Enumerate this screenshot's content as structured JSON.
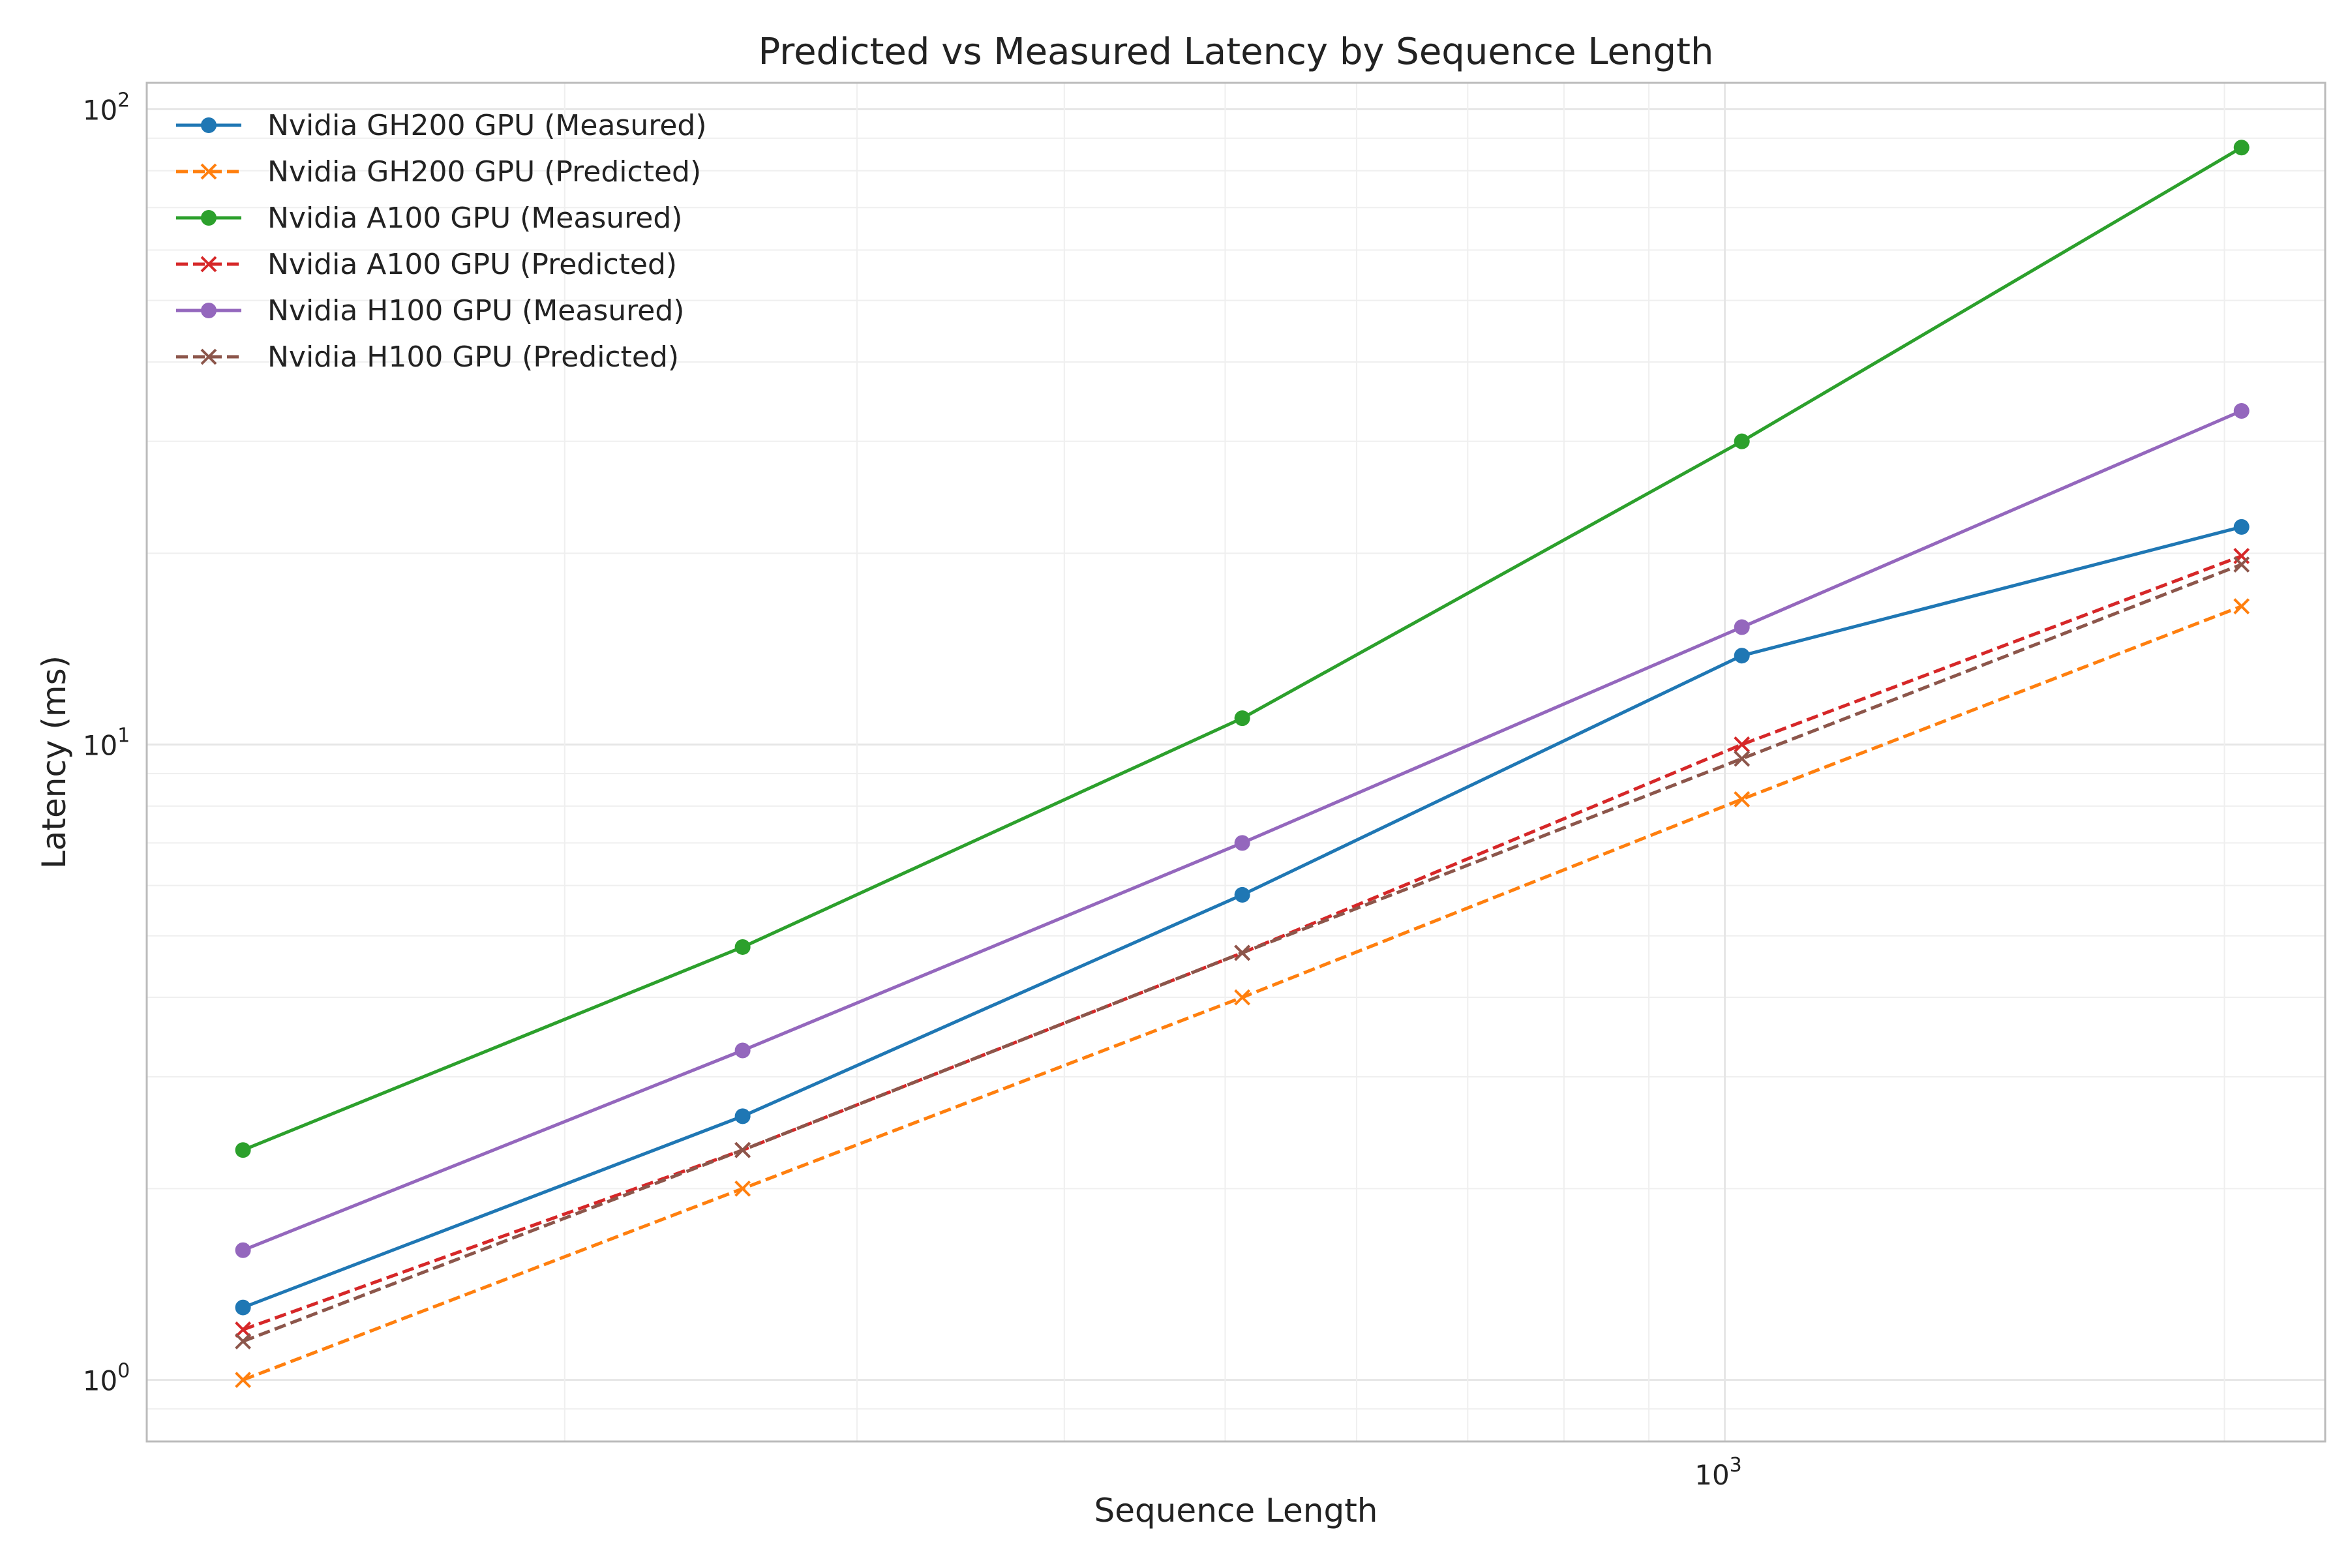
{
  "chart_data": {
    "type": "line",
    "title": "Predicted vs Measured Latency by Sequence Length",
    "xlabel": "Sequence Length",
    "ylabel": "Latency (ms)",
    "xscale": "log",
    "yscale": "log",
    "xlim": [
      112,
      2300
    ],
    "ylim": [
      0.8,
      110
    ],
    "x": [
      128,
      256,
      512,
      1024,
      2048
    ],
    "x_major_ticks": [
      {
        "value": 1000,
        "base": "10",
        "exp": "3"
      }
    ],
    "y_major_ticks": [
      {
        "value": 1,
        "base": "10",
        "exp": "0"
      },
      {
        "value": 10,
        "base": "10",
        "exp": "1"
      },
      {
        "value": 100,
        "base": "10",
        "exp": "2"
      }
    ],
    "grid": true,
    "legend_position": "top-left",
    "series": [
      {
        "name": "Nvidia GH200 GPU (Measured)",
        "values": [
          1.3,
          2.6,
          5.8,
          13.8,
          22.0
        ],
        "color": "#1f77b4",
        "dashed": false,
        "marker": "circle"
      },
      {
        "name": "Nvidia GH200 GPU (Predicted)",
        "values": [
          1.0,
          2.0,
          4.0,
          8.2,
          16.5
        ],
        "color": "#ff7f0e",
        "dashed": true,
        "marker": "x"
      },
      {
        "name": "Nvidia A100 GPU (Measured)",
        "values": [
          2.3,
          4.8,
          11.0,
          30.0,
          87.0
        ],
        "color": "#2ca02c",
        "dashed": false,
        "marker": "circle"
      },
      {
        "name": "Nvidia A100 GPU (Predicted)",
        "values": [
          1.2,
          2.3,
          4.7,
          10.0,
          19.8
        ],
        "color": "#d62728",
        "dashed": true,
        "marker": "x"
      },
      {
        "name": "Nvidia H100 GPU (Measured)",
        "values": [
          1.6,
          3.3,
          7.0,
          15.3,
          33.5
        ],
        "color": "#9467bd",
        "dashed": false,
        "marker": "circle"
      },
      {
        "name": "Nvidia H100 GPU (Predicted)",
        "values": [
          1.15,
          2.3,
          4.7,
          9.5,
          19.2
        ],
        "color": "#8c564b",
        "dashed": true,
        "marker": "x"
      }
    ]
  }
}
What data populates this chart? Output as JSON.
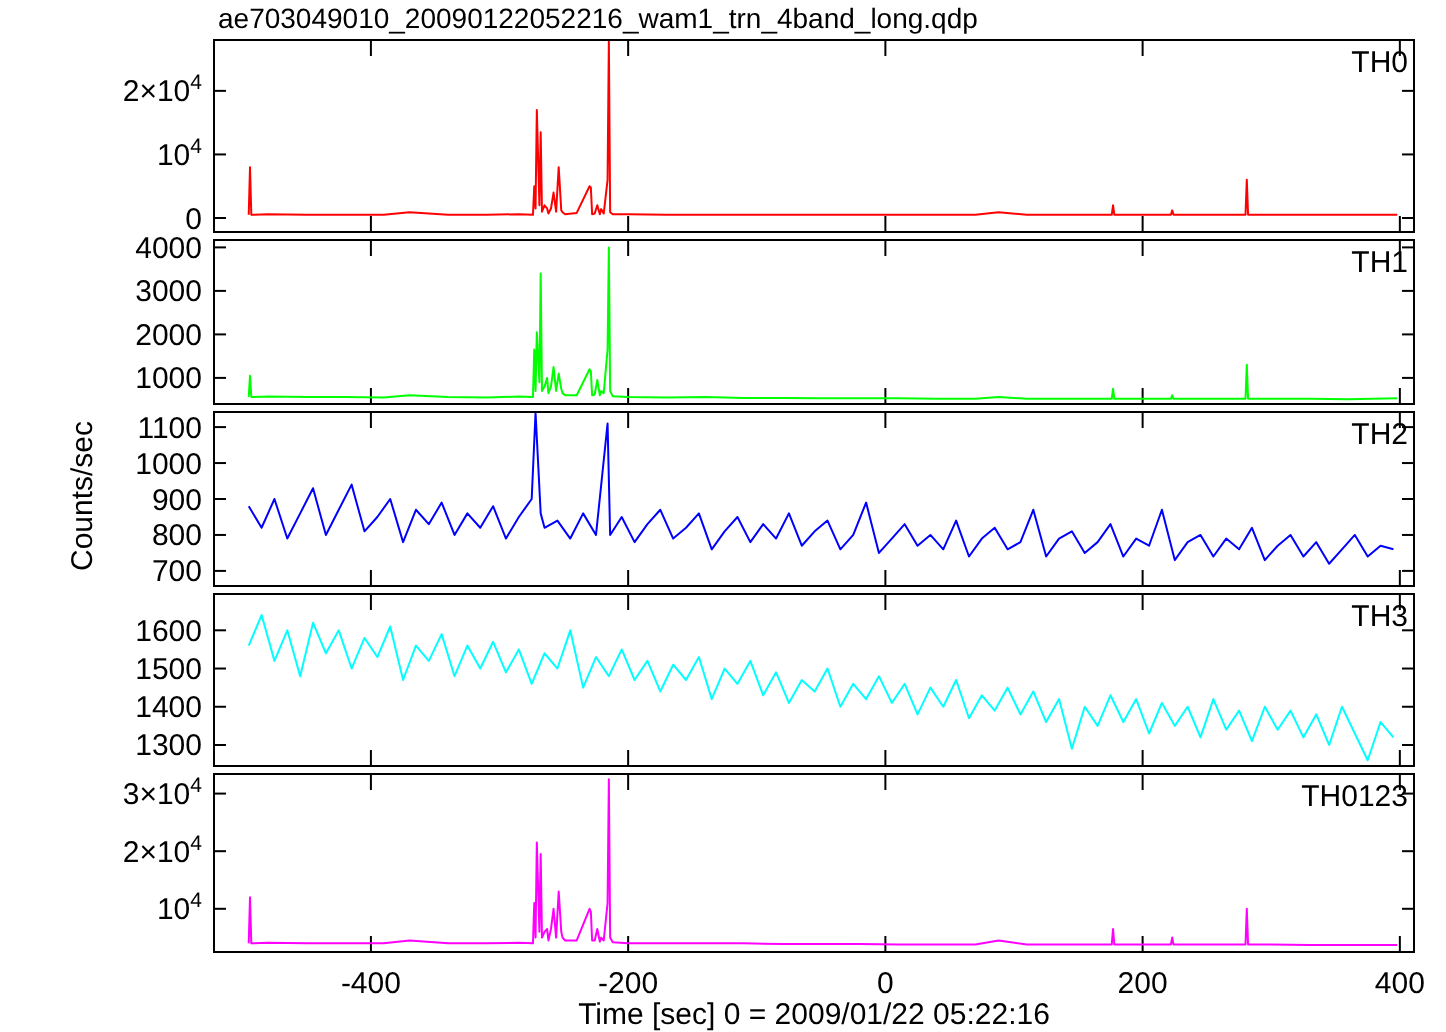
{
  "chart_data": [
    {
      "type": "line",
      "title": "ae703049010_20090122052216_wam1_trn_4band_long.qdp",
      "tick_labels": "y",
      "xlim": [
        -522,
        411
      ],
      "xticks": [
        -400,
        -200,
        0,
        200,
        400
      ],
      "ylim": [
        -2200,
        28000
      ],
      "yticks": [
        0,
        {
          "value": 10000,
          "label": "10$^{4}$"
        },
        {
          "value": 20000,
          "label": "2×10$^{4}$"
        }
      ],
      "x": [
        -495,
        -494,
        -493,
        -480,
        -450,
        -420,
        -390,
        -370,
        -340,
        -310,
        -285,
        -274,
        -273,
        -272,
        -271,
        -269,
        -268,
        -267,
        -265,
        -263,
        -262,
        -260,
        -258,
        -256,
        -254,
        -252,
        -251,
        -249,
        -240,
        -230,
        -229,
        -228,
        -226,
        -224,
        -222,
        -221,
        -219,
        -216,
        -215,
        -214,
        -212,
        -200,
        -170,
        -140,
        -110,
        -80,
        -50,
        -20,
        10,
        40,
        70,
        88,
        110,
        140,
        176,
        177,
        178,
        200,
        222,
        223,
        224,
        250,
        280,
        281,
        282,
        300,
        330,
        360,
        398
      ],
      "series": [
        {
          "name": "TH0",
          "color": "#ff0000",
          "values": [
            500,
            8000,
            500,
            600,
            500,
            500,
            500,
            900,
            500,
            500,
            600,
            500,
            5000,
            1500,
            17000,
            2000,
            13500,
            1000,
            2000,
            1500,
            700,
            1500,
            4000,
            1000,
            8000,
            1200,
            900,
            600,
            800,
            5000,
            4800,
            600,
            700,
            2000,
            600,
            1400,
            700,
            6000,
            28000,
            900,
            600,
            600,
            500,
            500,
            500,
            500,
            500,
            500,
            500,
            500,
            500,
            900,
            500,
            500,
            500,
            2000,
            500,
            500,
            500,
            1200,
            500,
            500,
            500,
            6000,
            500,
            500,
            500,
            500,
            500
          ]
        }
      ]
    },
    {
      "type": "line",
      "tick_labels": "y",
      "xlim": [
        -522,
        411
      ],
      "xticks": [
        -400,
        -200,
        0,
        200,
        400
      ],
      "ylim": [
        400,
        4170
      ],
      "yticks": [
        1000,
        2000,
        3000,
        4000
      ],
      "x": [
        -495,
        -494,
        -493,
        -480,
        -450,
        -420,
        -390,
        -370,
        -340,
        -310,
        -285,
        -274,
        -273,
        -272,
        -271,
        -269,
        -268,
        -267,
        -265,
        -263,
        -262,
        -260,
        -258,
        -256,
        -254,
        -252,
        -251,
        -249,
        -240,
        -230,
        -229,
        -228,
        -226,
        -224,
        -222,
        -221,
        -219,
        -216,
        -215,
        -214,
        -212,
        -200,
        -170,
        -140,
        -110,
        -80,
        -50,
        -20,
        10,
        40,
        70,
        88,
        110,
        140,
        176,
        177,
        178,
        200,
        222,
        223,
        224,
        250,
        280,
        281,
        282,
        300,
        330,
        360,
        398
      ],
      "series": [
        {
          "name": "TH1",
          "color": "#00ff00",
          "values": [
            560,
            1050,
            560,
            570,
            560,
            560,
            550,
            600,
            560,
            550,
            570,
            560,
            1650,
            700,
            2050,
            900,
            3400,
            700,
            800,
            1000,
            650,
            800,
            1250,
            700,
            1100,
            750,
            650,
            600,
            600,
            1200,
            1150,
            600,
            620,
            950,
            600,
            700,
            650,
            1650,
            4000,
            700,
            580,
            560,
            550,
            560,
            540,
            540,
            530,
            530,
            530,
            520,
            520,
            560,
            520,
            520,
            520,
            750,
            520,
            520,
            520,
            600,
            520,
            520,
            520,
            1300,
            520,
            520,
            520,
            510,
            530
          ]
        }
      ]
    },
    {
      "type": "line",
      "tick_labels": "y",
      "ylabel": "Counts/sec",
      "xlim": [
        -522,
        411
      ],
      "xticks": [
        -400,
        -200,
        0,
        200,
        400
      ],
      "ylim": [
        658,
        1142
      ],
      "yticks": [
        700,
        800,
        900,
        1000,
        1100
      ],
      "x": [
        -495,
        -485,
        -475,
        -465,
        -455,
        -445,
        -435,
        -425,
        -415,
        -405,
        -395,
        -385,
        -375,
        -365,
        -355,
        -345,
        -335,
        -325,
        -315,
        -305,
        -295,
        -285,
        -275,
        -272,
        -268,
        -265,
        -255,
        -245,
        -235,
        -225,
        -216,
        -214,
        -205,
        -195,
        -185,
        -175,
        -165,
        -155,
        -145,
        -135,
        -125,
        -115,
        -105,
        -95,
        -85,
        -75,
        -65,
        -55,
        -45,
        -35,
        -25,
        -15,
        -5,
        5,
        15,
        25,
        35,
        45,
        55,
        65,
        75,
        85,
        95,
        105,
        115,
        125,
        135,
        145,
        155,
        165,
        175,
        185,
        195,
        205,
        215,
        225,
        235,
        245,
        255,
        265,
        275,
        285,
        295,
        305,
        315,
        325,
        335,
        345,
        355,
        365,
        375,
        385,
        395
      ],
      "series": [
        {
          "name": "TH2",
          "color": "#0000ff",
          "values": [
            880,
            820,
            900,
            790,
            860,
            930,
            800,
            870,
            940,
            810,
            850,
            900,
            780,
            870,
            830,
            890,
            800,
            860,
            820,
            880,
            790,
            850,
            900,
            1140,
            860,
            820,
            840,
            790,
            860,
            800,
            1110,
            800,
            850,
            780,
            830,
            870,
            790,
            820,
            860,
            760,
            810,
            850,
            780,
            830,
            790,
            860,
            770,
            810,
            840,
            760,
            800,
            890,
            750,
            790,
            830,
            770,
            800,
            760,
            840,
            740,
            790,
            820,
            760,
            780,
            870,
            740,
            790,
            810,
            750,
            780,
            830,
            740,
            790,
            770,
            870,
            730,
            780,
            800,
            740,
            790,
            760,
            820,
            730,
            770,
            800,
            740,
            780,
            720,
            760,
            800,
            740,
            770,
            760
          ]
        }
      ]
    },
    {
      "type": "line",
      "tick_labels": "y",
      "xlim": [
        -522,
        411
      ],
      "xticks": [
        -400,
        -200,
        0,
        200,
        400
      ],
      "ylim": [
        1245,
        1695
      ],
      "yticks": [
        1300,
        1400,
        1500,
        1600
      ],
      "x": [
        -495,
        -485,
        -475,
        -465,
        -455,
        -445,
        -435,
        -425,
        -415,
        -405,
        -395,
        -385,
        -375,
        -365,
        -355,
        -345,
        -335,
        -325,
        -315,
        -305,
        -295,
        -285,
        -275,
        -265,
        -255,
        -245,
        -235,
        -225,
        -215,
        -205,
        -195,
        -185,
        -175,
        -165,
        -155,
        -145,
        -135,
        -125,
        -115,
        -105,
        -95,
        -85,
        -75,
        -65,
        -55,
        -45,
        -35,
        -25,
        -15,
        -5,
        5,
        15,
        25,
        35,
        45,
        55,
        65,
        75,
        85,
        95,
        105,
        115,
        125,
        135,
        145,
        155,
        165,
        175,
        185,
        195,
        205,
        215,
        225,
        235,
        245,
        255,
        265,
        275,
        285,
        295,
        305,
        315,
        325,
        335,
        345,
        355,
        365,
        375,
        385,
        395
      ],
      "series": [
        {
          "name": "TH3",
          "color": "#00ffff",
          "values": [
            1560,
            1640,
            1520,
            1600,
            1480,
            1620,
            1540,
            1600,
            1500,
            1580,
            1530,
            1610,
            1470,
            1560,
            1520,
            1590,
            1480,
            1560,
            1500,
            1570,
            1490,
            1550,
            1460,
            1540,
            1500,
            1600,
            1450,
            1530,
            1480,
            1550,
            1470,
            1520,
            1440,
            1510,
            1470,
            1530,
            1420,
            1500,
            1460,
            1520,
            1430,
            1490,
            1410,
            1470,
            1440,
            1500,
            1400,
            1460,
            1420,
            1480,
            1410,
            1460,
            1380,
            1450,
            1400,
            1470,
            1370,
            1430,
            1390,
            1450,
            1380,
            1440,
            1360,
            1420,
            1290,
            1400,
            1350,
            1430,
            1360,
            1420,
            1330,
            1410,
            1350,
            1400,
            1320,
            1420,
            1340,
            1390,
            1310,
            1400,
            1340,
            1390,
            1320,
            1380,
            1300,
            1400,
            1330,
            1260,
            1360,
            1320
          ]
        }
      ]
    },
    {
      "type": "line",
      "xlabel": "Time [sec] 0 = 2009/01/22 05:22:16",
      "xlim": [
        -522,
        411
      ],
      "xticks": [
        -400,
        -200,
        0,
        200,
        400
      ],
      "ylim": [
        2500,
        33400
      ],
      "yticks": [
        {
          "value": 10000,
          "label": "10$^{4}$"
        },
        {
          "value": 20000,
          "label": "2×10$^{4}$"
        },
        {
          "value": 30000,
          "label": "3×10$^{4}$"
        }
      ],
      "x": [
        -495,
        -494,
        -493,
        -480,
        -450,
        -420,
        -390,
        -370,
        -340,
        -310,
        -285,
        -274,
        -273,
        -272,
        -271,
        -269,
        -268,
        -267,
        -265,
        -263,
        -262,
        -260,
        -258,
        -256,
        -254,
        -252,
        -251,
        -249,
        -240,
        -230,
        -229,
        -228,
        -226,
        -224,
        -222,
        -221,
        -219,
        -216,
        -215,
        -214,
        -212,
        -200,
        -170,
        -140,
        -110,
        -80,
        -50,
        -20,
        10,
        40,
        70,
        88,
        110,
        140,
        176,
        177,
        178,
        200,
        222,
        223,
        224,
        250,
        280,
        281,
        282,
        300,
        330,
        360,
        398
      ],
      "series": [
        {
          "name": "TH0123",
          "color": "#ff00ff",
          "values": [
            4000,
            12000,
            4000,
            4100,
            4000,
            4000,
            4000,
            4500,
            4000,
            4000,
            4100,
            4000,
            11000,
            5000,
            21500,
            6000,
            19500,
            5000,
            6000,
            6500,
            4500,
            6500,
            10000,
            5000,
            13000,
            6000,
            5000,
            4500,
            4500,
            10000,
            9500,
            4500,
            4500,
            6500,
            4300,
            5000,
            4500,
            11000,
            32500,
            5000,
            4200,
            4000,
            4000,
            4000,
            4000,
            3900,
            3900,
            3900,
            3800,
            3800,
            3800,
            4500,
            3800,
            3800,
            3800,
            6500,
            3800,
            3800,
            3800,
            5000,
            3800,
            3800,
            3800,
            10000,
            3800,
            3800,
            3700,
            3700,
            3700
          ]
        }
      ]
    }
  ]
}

□ □ □ □ □ □ □

■ **TASK DETAILS**
Pull out all lines from the entries above in which the word "Length" appears.

■ **FULL RESPONSE**
    "title": "Predicted vs Measured Latency by Sequence Length",
    "xlabel": "Sequence Length",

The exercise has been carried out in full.